— TASK REQUIREMENTS —
The answer should be a single number: how many lines of the entries below hold the word "grid".

★ ★ ★

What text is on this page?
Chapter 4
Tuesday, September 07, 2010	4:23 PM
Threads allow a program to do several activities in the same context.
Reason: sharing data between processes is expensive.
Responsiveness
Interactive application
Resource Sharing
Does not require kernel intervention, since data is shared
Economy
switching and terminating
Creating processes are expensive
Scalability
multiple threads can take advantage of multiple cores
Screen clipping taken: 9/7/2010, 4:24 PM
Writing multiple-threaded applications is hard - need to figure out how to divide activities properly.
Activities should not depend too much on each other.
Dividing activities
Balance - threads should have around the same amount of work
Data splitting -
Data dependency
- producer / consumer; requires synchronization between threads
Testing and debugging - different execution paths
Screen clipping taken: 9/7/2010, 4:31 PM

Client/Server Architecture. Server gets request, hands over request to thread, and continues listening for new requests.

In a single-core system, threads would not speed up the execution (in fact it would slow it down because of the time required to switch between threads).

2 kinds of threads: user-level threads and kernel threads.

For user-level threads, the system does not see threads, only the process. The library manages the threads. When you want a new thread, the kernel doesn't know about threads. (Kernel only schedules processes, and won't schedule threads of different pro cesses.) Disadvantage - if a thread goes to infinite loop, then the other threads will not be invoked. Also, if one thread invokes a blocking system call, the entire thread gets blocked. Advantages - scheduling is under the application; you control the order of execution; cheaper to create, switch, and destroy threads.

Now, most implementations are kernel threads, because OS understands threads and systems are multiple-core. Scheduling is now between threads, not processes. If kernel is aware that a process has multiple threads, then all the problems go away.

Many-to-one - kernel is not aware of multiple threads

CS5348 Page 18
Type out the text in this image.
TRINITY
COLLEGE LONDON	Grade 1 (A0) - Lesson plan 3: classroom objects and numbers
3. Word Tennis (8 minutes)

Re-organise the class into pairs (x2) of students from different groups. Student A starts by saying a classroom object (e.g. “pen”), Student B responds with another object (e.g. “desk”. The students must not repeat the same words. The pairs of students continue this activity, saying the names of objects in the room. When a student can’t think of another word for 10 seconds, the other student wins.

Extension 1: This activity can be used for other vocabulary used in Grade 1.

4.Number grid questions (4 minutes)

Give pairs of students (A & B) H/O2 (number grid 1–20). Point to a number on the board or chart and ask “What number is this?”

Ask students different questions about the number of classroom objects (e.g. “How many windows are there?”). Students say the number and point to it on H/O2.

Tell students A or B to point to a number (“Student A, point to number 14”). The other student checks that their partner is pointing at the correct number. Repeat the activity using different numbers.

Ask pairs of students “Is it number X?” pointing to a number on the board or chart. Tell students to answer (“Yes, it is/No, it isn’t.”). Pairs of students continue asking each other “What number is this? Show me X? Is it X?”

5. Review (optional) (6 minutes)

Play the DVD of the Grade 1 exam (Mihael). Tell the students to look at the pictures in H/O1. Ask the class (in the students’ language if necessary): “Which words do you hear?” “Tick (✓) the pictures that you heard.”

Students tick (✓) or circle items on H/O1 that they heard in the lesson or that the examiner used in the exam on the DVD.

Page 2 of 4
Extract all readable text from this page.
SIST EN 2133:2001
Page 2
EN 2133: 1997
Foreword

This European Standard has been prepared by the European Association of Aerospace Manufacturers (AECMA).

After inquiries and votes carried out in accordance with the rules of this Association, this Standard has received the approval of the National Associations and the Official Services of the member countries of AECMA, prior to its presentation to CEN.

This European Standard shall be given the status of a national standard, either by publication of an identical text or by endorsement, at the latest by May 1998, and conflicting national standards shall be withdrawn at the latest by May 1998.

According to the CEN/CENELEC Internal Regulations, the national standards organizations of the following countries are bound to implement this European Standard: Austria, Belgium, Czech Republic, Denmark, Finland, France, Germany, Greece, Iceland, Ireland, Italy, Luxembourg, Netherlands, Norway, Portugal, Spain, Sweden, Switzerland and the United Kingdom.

★ ★ ★

— COMPLETE OUTPUT —
2